***** Entries provided *****

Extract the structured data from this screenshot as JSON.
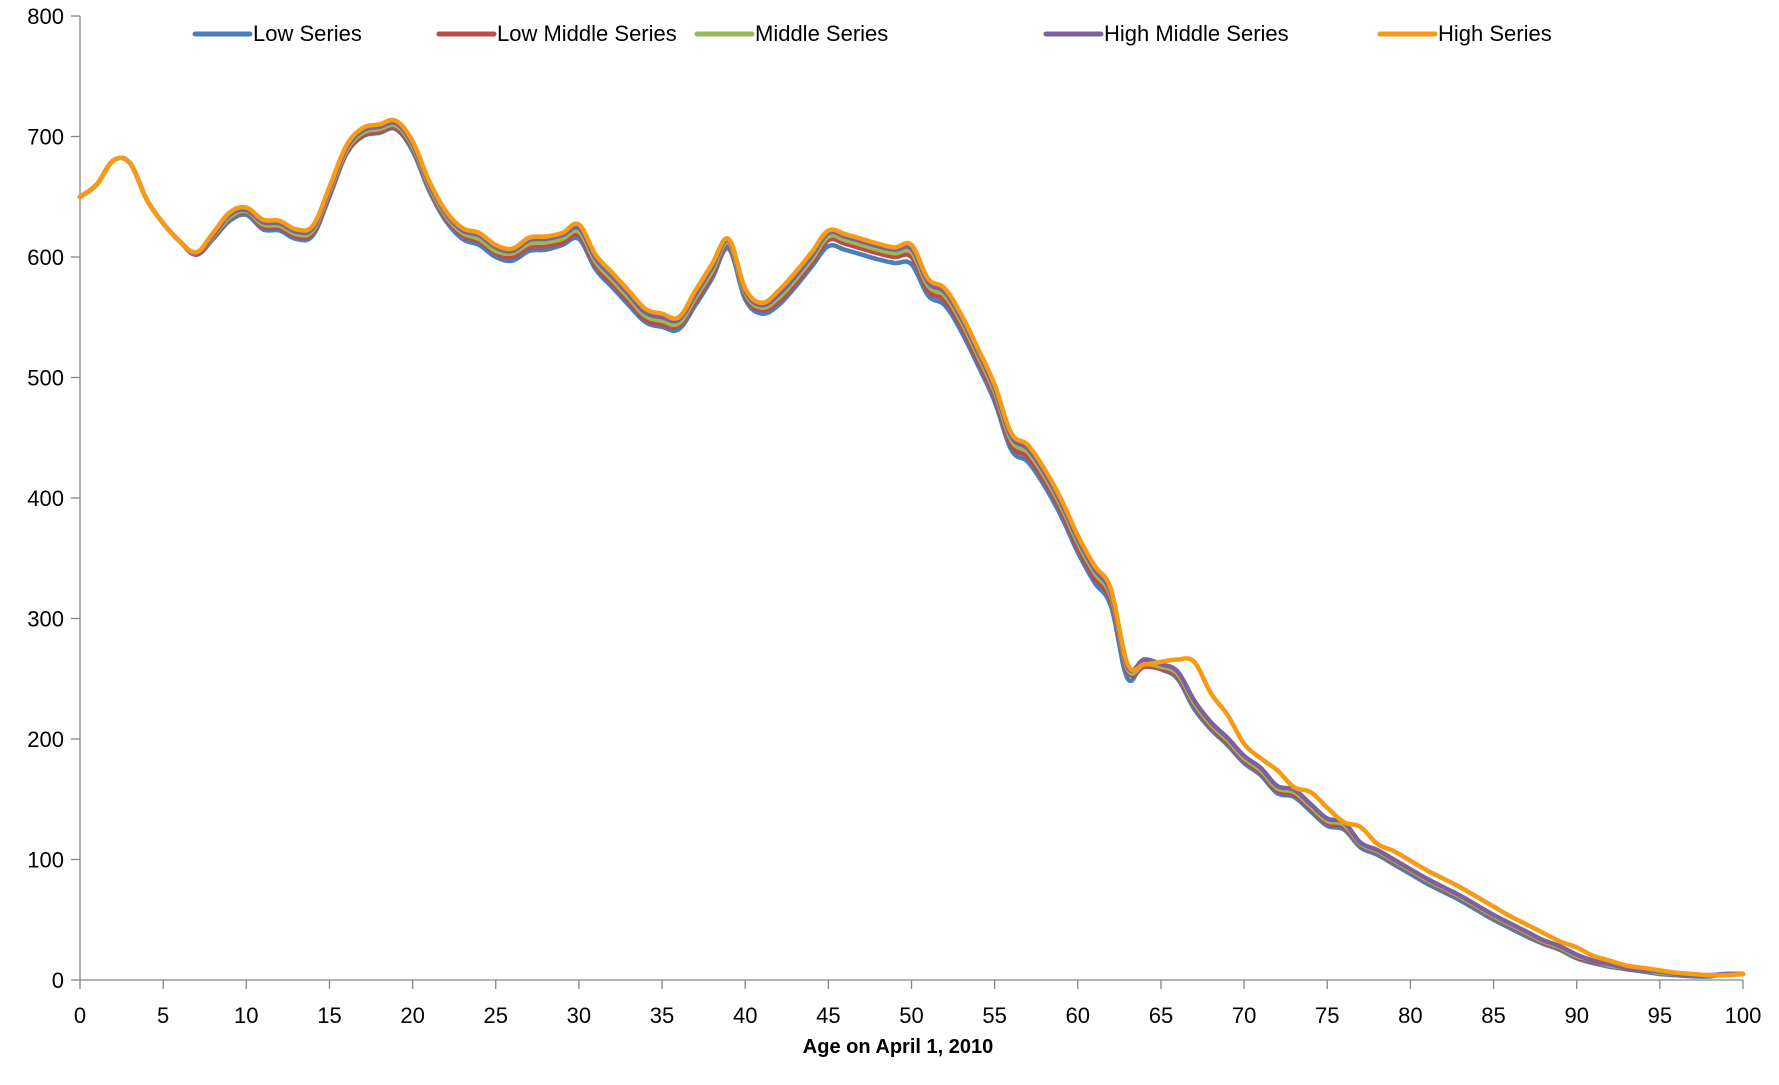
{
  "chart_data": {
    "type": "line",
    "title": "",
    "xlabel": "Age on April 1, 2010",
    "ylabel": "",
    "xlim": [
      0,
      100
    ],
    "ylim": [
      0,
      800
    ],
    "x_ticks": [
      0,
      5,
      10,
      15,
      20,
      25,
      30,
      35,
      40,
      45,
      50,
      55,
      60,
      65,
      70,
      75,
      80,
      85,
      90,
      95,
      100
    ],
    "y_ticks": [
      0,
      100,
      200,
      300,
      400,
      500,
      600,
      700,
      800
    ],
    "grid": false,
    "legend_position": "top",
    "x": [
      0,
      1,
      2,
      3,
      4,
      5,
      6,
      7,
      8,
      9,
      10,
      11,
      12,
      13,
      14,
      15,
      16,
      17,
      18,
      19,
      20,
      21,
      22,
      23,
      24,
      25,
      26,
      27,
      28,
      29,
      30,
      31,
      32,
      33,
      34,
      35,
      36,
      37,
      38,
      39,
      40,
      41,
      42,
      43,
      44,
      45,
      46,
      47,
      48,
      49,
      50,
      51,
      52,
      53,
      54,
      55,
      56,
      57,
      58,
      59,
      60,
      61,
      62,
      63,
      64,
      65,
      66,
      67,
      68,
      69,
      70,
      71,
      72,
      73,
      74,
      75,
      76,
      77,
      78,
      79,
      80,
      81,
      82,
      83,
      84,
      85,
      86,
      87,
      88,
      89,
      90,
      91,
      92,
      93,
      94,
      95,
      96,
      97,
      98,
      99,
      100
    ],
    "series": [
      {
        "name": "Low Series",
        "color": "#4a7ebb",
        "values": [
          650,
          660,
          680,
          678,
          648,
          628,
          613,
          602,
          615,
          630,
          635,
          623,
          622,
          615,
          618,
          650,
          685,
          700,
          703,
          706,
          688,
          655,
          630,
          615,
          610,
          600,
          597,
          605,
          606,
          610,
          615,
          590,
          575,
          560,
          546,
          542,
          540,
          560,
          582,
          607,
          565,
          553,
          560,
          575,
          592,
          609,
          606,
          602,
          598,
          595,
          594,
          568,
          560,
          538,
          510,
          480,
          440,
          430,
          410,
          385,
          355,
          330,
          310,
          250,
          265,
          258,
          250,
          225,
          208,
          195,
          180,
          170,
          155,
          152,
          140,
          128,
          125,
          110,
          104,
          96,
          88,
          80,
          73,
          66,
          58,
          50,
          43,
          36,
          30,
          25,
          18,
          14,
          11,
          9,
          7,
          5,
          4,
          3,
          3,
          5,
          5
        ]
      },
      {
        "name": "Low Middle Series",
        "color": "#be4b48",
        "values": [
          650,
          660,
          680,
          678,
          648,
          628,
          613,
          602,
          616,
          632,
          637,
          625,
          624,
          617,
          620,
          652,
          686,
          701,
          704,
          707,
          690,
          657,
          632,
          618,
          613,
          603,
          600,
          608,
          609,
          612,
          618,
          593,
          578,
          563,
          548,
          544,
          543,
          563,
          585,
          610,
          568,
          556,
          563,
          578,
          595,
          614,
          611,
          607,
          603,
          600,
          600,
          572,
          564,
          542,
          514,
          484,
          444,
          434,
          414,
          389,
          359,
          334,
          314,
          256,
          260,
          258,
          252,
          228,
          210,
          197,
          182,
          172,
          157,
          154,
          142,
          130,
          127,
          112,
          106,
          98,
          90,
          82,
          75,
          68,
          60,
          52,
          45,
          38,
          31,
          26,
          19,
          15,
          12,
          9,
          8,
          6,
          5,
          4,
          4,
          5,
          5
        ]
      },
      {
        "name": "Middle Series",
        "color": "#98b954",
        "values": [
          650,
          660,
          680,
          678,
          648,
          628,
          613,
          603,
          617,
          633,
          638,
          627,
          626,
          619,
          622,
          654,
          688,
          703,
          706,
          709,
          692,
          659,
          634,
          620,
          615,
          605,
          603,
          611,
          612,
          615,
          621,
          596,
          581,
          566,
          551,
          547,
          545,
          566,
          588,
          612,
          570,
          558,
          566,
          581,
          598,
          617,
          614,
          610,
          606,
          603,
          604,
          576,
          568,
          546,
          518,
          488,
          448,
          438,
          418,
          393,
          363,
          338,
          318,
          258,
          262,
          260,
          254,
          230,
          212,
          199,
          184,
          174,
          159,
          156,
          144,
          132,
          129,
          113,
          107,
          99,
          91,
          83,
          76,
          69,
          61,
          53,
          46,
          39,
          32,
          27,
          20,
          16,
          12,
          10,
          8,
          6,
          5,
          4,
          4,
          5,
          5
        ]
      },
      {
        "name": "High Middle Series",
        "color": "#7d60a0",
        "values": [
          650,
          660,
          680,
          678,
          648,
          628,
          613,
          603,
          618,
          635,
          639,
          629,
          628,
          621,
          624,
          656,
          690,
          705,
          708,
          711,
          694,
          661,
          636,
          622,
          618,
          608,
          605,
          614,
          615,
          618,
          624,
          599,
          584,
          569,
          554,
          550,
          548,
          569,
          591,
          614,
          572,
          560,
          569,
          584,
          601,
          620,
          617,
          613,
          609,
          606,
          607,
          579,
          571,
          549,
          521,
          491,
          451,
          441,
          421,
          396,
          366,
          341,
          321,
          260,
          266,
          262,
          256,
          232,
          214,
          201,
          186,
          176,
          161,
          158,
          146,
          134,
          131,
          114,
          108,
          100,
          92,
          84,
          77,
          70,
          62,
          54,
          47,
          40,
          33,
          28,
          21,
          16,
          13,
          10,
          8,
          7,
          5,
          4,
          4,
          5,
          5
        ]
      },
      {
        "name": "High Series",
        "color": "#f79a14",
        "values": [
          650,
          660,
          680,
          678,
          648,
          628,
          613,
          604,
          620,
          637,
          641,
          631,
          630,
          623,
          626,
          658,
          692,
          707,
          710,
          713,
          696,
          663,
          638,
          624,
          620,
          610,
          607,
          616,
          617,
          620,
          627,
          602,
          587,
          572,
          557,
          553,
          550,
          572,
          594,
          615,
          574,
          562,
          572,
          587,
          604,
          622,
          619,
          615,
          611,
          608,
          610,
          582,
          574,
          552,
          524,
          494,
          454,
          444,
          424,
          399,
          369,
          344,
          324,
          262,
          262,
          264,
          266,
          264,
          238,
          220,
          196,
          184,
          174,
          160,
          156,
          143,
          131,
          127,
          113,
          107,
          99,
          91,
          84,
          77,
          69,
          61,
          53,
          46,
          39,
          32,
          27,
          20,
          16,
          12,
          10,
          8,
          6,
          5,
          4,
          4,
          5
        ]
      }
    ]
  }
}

*****

What is needed - Output all of the records exactly as they appear above, but not the pictures.

Output of the exercise -
Extract the structured data from this screenshot as JSON.
{
  "chart_data": {
    "type": "line",
    "title": "",
    "xlabel": "Age on April 1, 2010",
    "ylabel": "",
    "xlim": [
      0,
      100
    ],
    "ylim": [
      0,
      800
    ],
    "x_ticks": [
      0,
      5,
      10,
      15,
      20,
      25,
      30,
      35,
      40,
      45,
      50,
      55,
      60,
      65,
      70,
      75,
      80,
      85,
      90,
      95,
      100
    ],
    "y_ticks": [
      0,
      100,
      200,
      300,
      400,
      500,
      600,
      700,
      800
    ],
    "grid": false,
    "legend_position": "top",
    "x": [
      0,
      1,
      2,
      3,
      4,
      5,
      6,
      7,
      8,
      9,
      10,
      11,
      12,
      13,
      14,
      15,
      16,
      17,
      18,
      19,
      20,
      21,
      22,
      23,
      24,
      25,
      26,
      27,
      28,
      29,
      30,
      31,
      32,
      33,
      34,
      35,
      36,
      37,
      38,
      39,
      40,
      41,
      42,
      43,
      44,
      45,
      46,
      47,
      48,
      49,
      50,
      51,
      52,
      53,
      54,
      55,
      56,
      57,
      58,
      59,
      60,
      61,
      62,
      63,
      64,
      65,
      66,
      67,
      68,
      69,
      70,
      71,
      72,
      73,
      74,
      75,
      76,
      77,
      78,
      79,
      80,
      81,
      82,
      83,
      84,
      85,
      86,
      87,
      88,
      89,
      90,
      91,
      92,
      93,
      94,
      95,
      96,
      97,
      98,
      99,
      100
    ],
    "series": [
      {
        "name": "Low Series",
        "color": "#4a7ebb",
        "values": [
          650,
          660,
          680,
          678,
          648,
          628,
          613,
          602,
          615,
          630,
          635,
          623,
          622,
          615,
          618,
          650,
          685,
          700,
          703,
          706,
          688,
          655,
          630,
          615,
          610,
          600,
          597,
          605,
          606,
          610,
          615,
          590,
          575,
          560,
          546,
          542,
          540,
          560,
          582,
          607,
          565,
          553,
          560,
          575,
          592,
          609,
          606,
          602,
          598,
          595,
          594,
          568,
          560,
          538,
          510,
          480,
          440,
          430,
          410,
          385,
          355,
          330,
          310,
          250,
          265,
          258,
          250,
          225,
          208,
          195,
          180,
          170,
          155,
          152,
          140,
          128,
          125,
          110,
          104,
          96,
          88,
          80,
          73,
          66,
          58,
          50,
          43,
          36,
          30,
          25,
          18,
          14,
          11,
          9,
          7,
          5,
          4,
          3,
          3,
          5,
          5
        ]
      },
      {
        "name": "Low Middle Series",
        "color": "#be4b48",
        "values": [
          650,
          660,
          680,
          678,
          648,
          628,
          613,
          602,
          616,
          632,
          637,
          625,
          624,
          617,
          620,
          652,
          686,
          701,
          704,
          707,
          690,
          657,
          632,
          618,
          613,
          603,
          600,
          608,
          609,
          612,
          618,
          593,
          578,
          563,
          548,
          544,
          543,
          563,
          585,
          610,
          568,
          556,
          563,
          578,
          595,
          614,
          611,
          607,
          603,
          600,
          600,
          572,
          564,
          542,
          514,
          484,
          444,
          434,
          414,
          389,
          359,
          334,
          314,
          256,
          260,
          258,
          252,
          228,
          210,
          197,
          182,
          172,
          157,
          154,
          142,
          130,
          127,
          112,
          106,
          98,
          90,
          82,
          75,
          68,
          60,
          52,
          45,
          38,
          31,
          26,
          19,
          15,
          12,
          9,
          8,
          6,
          5,
          4,
          4,
          5,
          5
        ]
      },
      {
        "name": "Middle Series",
        "color": "#98b954",
        "values": [
          650,
          660,
          680,
          678,
          648,
          628,
          613,
          603,
          617,
          633,
          638,
          627,
          626,
          619,
          622,
          654,
          688,
          703,
          706,
          709,
          692,
          659,
          634,
          620,
          615,
          605,
          603,
          611,
          612,
          615,
          621,
          596,
          581,
          566,
          551,
          547,
          545,
          566,
          588,
          612,
          570,
          558,
          566,
          581,
          598,
          617,
          614,
          610,
          606,
          603,
          604,
          576,
          568,
          546,
          518,
          488,
          448,
          438,
          418,
          393,
          363,
          338,
          318,
          258,
          262,
          260,
          254,
          230,
          212,
          199,
          184,
          174,
          159,
          156,
          144,
          132,
          129,
          113,
          107,
          99,
          91,
          83,
          76,
          69,
          61,
          53,
          46,
          39,
          32,
          27,
          20,
          16,
          12,
          10,
          8,
          6,
          5,
          4,
          4,
          5,
          5
        ]
      },
      {
        "name": "High Middle Series",
        "color": "#7d60a0",
        "values": [
          650,
          660,
          680,
          678,
          648,
          628,
          613,
          603,
          618,
          635,
          639,
          629,
          628,
          621,
          624,
          656,
          690,
          705,
          708,
          711,
          694,
          661,
          636,
          622,
          618,
          608,
          605,
          614,
          615,
          618,
          624,
          599,
          584,
          569,
          554,
          550,
          548,
          569,
          591,
          614,
          572,
          560,
          569,
          584,
          601,
          620,
          617,
          613,
          609,
          606,
          607,
          579,
          571,
          549,
          521,
          491,
          451,
          441,
          421,
          396,
          366,
          341,
          321,
          260,
          266,
          262,
          256,
          232,
          214,
          201,
          186,
          176,
          161,
          158,
          146,
          134,
          131,
          114,
          108,
          100,
          92,
          84,
          77,
          70,
          62,
          54,
          47,
          40,
          33,
          28,
          21,
          16,
          13,
          10,
          8,
          7,
          5,
          4,
          4,
          5,
          5
        ]
      },
      {
        "name": "High Series",
        "color": "#f79a14",
        "values": [
          650,
          660,
          680,
          678,
          648,
          628,
          613,
          604,
          620,
          637,
          641,
          631,
          630,
          623,
          626,
          658,
          692,
          707,
          710,
          713,
          696,
          663,
          638,
          624,
          620,
          610,
          607,
          616,
          617,
          620,
          627,
          602,
          587,
          572,
          557,
          553,
          550,
          572,
          594,
          615,
          574,
          562,
          572,
          587,
          604,
          622,
          619,
          615,
          611,
          608,
          610,
          582,
          574,
          552,
          524,
          494,
          454,
          444,
          424,
          399,
          369,
          344,
          324,
          262,
          262,
          264,
          266,
          264,
          238,
          220,
          196,
          184,
          174,
          160,
          156,
          143,
          131,
          127,
          113,
          107,
          99,
          91,
          84,
          77,
          69,
          61,
          53,
          46,
          39,
          32,
          27,
          20,
          16,
          12,
          10,
          8,
          6,
          5,
          4,
          4,
          5
        ]
      }
    ]
  }
}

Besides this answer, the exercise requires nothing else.